Assignment :: Copy every record below exactly.

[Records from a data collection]
--*--

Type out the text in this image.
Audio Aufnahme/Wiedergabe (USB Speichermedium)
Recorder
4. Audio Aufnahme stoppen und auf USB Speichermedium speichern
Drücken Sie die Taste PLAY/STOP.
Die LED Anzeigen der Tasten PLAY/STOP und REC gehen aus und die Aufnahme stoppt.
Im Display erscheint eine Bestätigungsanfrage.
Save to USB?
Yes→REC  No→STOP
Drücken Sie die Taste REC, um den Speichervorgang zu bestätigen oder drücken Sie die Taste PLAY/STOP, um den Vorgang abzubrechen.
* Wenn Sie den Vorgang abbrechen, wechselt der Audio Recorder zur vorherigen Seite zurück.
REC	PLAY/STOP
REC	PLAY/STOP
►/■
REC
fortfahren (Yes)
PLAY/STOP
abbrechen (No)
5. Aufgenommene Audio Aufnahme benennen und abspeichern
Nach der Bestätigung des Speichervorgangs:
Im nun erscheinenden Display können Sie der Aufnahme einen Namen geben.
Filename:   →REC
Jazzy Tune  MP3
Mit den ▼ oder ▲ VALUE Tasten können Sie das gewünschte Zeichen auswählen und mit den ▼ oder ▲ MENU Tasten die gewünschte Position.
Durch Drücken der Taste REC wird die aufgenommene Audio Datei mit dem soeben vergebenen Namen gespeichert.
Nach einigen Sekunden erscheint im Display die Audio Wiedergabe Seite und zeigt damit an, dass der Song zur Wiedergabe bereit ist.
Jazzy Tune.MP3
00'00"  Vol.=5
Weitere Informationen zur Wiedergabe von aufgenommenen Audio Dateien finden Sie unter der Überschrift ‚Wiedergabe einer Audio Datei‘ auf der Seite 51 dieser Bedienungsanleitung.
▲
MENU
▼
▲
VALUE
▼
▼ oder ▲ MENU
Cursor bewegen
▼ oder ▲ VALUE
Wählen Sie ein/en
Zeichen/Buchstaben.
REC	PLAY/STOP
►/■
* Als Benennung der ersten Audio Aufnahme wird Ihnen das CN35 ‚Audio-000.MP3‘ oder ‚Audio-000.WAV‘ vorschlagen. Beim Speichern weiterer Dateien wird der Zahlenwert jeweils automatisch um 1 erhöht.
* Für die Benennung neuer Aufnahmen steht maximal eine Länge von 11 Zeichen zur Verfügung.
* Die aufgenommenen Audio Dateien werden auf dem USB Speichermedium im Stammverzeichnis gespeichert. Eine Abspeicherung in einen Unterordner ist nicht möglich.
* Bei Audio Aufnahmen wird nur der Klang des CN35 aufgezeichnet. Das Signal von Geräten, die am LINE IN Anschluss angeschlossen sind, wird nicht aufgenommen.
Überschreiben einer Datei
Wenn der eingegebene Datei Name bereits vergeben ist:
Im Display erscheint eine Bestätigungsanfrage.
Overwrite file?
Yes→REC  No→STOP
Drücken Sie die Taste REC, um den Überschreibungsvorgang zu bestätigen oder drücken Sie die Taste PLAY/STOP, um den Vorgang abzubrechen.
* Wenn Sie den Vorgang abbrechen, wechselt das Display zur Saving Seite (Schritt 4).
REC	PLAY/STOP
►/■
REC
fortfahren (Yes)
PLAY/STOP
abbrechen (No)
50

--*--

Exercise answer ::
Type out the text in this image.
Audio Aufnahme/Wiedergabe (USB Speichermedium)
Recorder
4. Audio Aufnahme stoppen und auf USB Speichermedium speichern
Drücken Sie die Taste PLAY/STOP.
Die LED Anzeigen der Tasten PLAY/STOP und REC gehen aus und die Aufnahme stoppt.
Im Display erscheint eine Bestätigungsanfrage.
Save to USB?
Yes→REC  No→STOP
Drücken Sie die Taste REC, um den Speichervorgang zu bestätigen oder drücken Sie die Taste PLAY/STOP, um den Vorgang abzubrechen.
* Wenn Sie den Vorgang abbrechen, wechselt der Audio Recorder zur vorherigen Seite zurück.
REC	PLAY/STOP
REC	PLAY/STOP
►/■
REC
fortfahren (Yes)
PLAY/STOP
abbrechen (No)
5. Aufgenommene Audio Aufnahme benennen und abspeichern
Nach der Bestätigung des Speichervorgangs:
Im nun erscheinenden Display können Sie der Aufnahme einen Namen geben.
Filename:   →REC
Jazzy Tune  MP3
Mit den ▼ oder ▲ VALUE Tasten können Sie das gewünschte Zeichen auswählen und mit den ▼ oder ▲ MENU Tasten die gewünschte Position.
Durch Drücken der Taste REC wird die aufgenommene Audio Datei mit dem soeben vergebenen Namen gespeichert.
Nach einigen Sekunden erscheint im Display die Audio Wiedergabe Seite und zeigt damit an, dass der Song zur Wiedergabe bereit ist.
Jazzy Tune.MP3
00'00"  Vol.=5
Weitere Informationen zur Wiedergabe von aufgenommenen Audio Dateien finden Sie unter der Überschrift ‚Wiedergabe einer Audio Datei‘ auf der Seite 51 dieser Bedienungsanleitung.
▲
MENU
▼
▲
VALUE
▼
▼ oder ▲ MENU
Cursor bewegen
▼ oder ▲ VALUE
Wählen Sie ein/en
Zeichen/Buchstaben.
REC	PLAY/STOP
►/■
* Als Benennung der ersten Audio Aufnahme wird Ihnen das CN35 ‚Audio-000.MP3‘ oder ‚Audio-000.WAV‘ vorschlagen. Beim Speichern weiterer Dateien wird der Zahlenwert jeweils automatisch um 1 erhöht.
* Für die Benennung neuer Aufnahmen steht maximal eine Länge von 11 Zeichen zur Verfügung.
* Die aufgenommenen Audio Dateien werden auf dem USB Speichermedium im Stammverzeichnis gespeichert. Eine Abspeicherung in einen Unterordner ist nicht möglich.
* Bei Audio Aufnahmen wird nur der Klang des CN35 aufgezeichnet. Das Signal von Geräten, die am LINE IN Anschluss angeschlossen sind, wird nicht aufgenommen.
Überschreiben einer Datei
Wenn der eingegebene Datei Name bereits vergeben ist:
Im Display erscheint eine Bestätigungsanfrage.
Overwrite file?
Yes→REC  No→STOP
Drücken Sie die Taste REC, um den Überschreibungsvorgang zu bestätigen oder drücken Sie die Taste PLAY/STOP, um den Vorgang abzubrechen.
* Wenn Sie den Vorgang abbrechen, wechselt das Display zur Saving Seite (Schritt 4).
REC	PLAY/STOP
►/■
REC
fortfahren (Yes)
PLAY/STOP
abbrechen (No)
50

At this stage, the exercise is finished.